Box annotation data
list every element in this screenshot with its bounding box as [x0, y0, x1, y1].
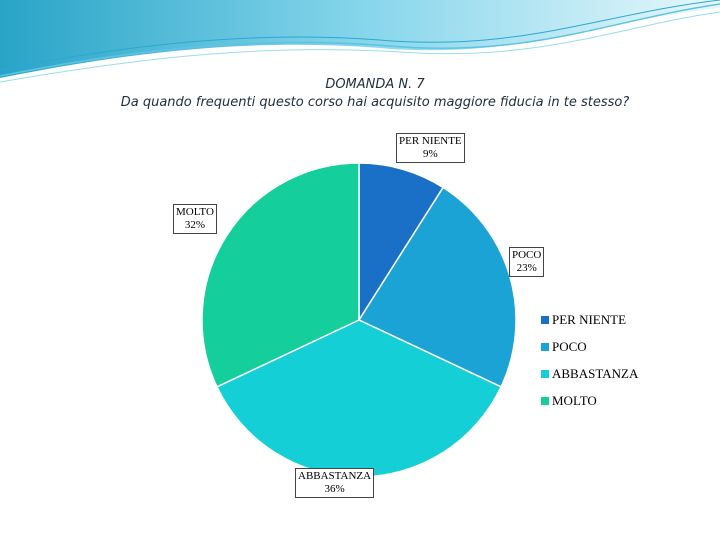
legend-label-abbastanza: ABBASTANZA: [552, 365, 639, 381]
legend-label-poco: POCO: [552, 338, 587, 354]
data-label-poco: POCO 23%: [509, 247, 545, 277]
chart-title-line2: Da quando frequenti questo corso hai acq…: [120, 95, 630, 110]
data-label-poco-value: 23%: [516, 262, 537, 274]
pie-slice-molto: [201, 162, 360, 388]
data-label-molto: MOLTO 32%: [173, 204, 217, 234]
data-label-abbastanza-category: ABBASTANZA: [298, 470, 372, 482]
legend-label-molto: MOLTO: [552, 392, 597, 408]
data-label-poco-category: POCO: [512, 249, 542, 261]
data-label-per-niente: PER NIENTE 9%: [396, 133, 465, 163]
legend-swatch-per-niente: [541, 315, 549, 324]
data-label-per-niente-category: PER NIENTE: [399, 135, 462, 147]
legend-item-poco: POCO: [541, 333, 638, 360]
data-label-abbastanza: ABBASTANZA 36%: [295, 468, 375, 498]
legend-label-per-niente: PER NIENTE: [552, 311, 627, 327]
legend-swatch-molto: [541, 396, 549, 405]
decorative-header-swoosh: [0, 0, 720, 83]
legend-item-abbastanza: ABBASTANZA: [541, 360, 638, 387]
data-label-molto-category: MOLTO: [176, 206, 214, 218]
chart-title-line1: DOMANDA N. 7: [325, 77, 425, 92]
data-label-abbastanza-value: 36%: [324, 483, 345, 495]
data-label-per-niente-value: 9%: [422, 148, 438, 160]
pie-slice-per-niente: [358, 162, 445, 323]
chart-title-block: DOMANDA N. 7 Da quando frequenti questo …: [0, 76, 720, 112]
legend-swatch-poco: [541, 342, 549, 351]
chart-legend: PER NIENTE POCO ABBASTANZA MOLTO: [541, 306, 638, 414]
legend-swatch-abbastanza: [541, 369, 549, 378]
legend-item-per-niente: PER NIENTE: [541, 306, 638, 333]
data-label-molto-value: 32%: [184, 219, 206, 231]
legend-item-molto: MOLTO: [541, 387, 638, 414]
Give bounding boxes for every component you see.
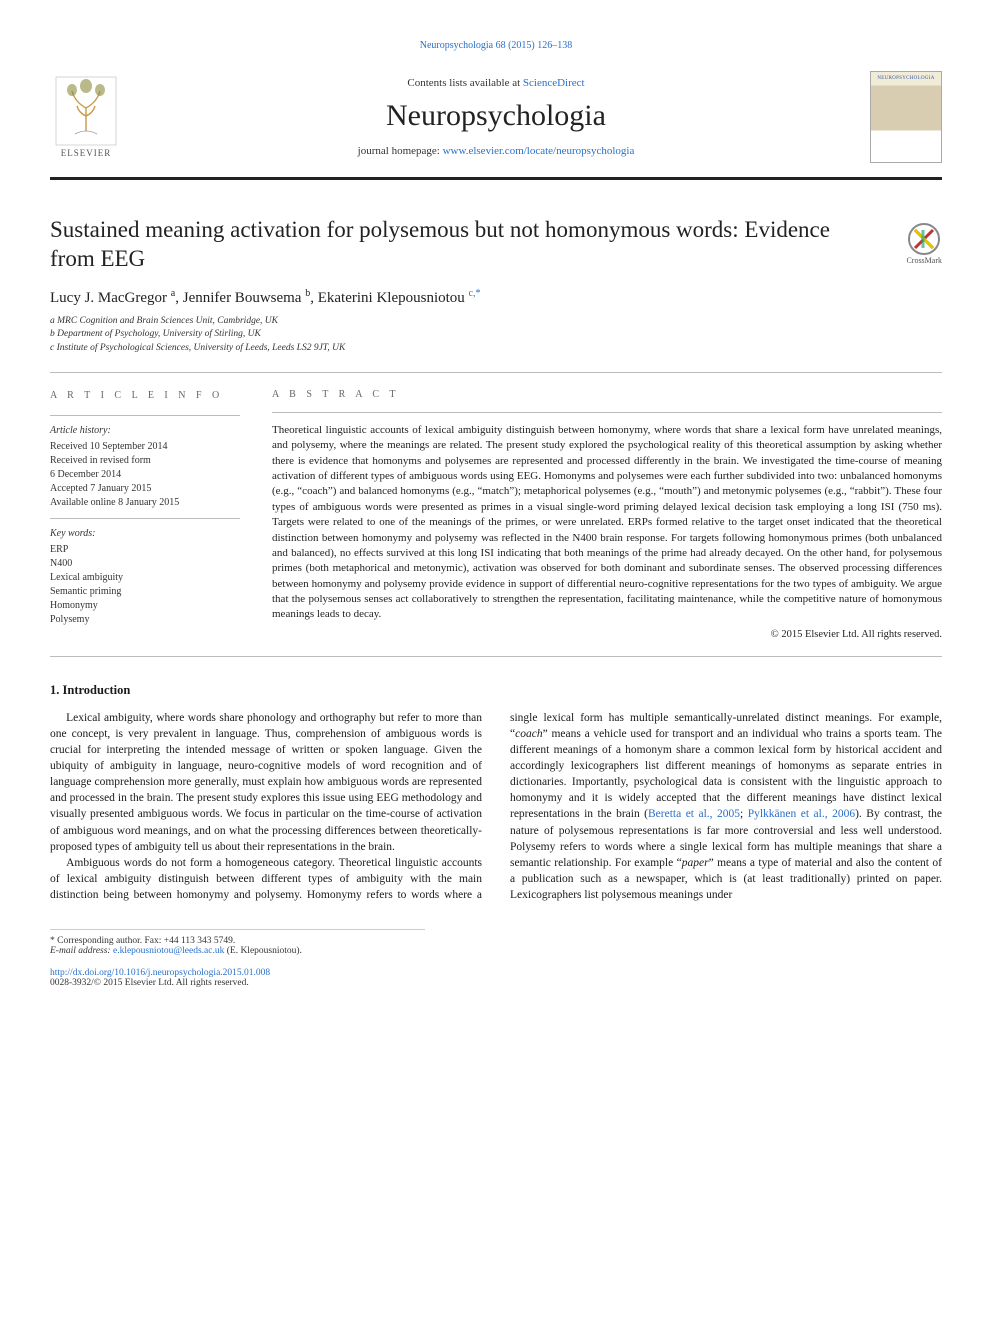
crossmark-badge[interactable]: CrossMark <box>906 222 942 265</box>
email-label: E-mail address: <box>50 946 113 956</box>
homepage-link[interactable]: www.elsevier.com/locate/neuropsychologia <box>443 145 635 157</box>
article-title: Sustained meaning activation for polysem… <box>50 216 870 274</box>
journal-header: ELSEVIER Contents lists available at Sci… <box>50 63 942 180</box>
contents-line: Contents lists available at ScienceDirec… <box>122 77 870 89</box>
keywords-heading: Key words: <box>50 527 240 541</box>
article-info-heading: A R T I C L E I N F O <box>50 389 240 403</box>
history-line: 6 December 2014 <box>50 468 240 482</box>
elsevier-wordmark: ELSEVIER <box>61 148 112 158</box>
abstract-column: A B S T R A C T Theoretical linguistic a… <box>272 389 942 640</box>
affiliation-list: a MRC Cognition and Brain Sciences Unit,… <box>50 315 942 356</box>
section-1-heading: 1. Introduction <box>50 683 942 698</box>
issue-citation: Neuropsychologia 68 (2015) 126–138 <box>50 40 942 51</box>
abstract-text: Theoretical linguistic accounts of lexic… <box>272 423 942 623</box>
doi-link[interactable]: http://dx.doi.org/10.1016/j.neuropsychol… <box>50 968 270 978</box>
citation-link[interactable]: Beretta et al., 2005 <box>648 808 740 820</box>
keyword: N400 <box>50 557 240 571</box>
journal-cover-thumb <box>870 71 942 163</box>
sidebar-rule-1 <box>50 415 240 416</box>
rule-bottom <box>50 656 942 657</box>
history-line: Available online 8 January 2015 <box>50 496 240 510</box>
header-center: Contents lists available at ScienceDirec… <box>122 77 870 157</box>
crossmark-label: CrossMark <box>906 256 942 265</box>
title-block: Sustained meaning activation for polysem… <box>50 216 942 274</box>
history-line: Received 10 September 2014 <box>50 440 240 454</box>
rule-top <box>50 372 942 373</box>
author-list: Lucy J. MacGregor a, Jennifer Bouwsema b… <box>50 288 942 307</box>
history-line: Accepted 7 January 2015 <box>50 482 240 496</box>
keyword: Semantic priming <box>50 585 240 599</box>
affiliation-c: c Institute of Psychological Sciences, U… <box>50 342 942 356</box>
corresponding-footnote: * Corresponding author. Fax: +44 113 343… <box>50 929 425 956</box>
history-line: Received in revised form <box>50 454 240 468</box>
body-columns: Lexical ambiguity, where words share pho… <box>50 710 942 903</box>
elsevier-logo: ELSEVIER <box>50 74 122 160</box>
corr-email-link[interactable]: e.klepousniotou@leeds.ac.uk <box>113 946 224 956</box>
abstract-heading: A B S T R A C T <box>272 389 942 400</box>
page-root: Neuropsychologia 68 (2015) 126–138 ELSEV… <box>0 0 992 1028</box>
intro-para-1: Lexical ambiguity, where words share pho… <box>50 710 482 855</box>
journal-name: Neuropsychologia <box>122 99 870 133</box>
keyword: Polysemy <box>50 613 240 627</box>
sciencedirect-link[interactable]: ScienceDirect <box>523 77 585 89</box>
crossmark-icon <box>907 222 941 256</box>
citation-link[interactable]: Pylkkänen et al., 2006 <box>748 808 855 820</box>
homepage-prefix: journal homepage: <box>358 145 443 157</box>
corr-author-line: * Corresponding author. Fax: +44 113 343… <box>50 936 425 946</box>
keyword: ERP <box>50 543 240 557</box>
abstract-rule <box>272 412 942 413</box>
keyword: Homonymy <box>50 599 240 613</box>
elsevier-tree-icon <box>55 76 117 146</box>
email-suffix: (E. Klepousniotou). <box>224 946 302 956</box>
affiliation-a: a MRC Cognition and Brain Sciences Unit,… <box>50 315 942 329</box>
contents-prefix: Contents lists available at <box>407 77 522 89</box>
issue-citation-link[interactable]: Neuropsychologia 68 (2015) 126–138 <box>420 40 572 51</box>
sidebar-rule-2 <box>50 518 240 519</box>
issn-copyright: 0028-3932/© 2015 Elsevier Ltd. All right… <box>50 978 942 988</box>
abstract-copyright: © 2015 Elsevier Ltd. All rights reserved… <box>272 629 942 640</box>
keyword: Lexical ambiguity <box>50 571 240 585</box>
page-footer: http://dx.doi.org/10.1016/j.neuropsychol… <box>50 968 942 988</box>
article-info-sidebar: A R T I C L E I N F O Article history: R… <box>50 389 240 640</box>
homepage-line: journal homepage: www.elsevier.com/locat… <box>122 145 870 157</box>
history-heading: Article history: <box>50 424 240 438</box>
info-abstract-row: A R T I C L E I N F O Article history: R… <box>50 389 942 640</box>
affiliation-b: b Department of Psychology, University o… <box>50 328 942 342</box>
corr-email-line: E-mail address: e.klepousniotou@leeds.ac… <box>50 946 425 956</box>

Given task -
Reproduce the lines of the material starting at the one containing "crossmark-badge[interactable]: CrossMark <box>906" and ending at the one containing "abstract-column: A B", including both.

Answer to this task -
crossmark-badge[interactable]: CrossMark <box>906 222 942 265</box>
email-label: E-mail address: <box>50 946 113 956</box>
homepage-link[interactable]: www.elsevier.com/locate/neuropsychologia <box>443 145 635 157</box>
article-title: Sustained meaning activation for polysem… <box>50 216 870 274</box>
journal-header: ELSEVIER Contents lists available at Sci… <box>50 63 942 180</box>
contents-line: Contents lists available at ScienceDirec… <box>122 77 870 89</box>
keywords-heading: Key words: <box>50 527 240 541</box>
article-info-heading: A R T I C L E I N F O <box>50 389 240 403</box>
history-line: 6 December 2014 <box>50 468 240 482</box>
elsevier-wordmark: ELSEVIER <box>61 148 112 158</box>
abstract-column: A B S T R A C T Theoretical linguistic a… <box>272 389 942 640</box>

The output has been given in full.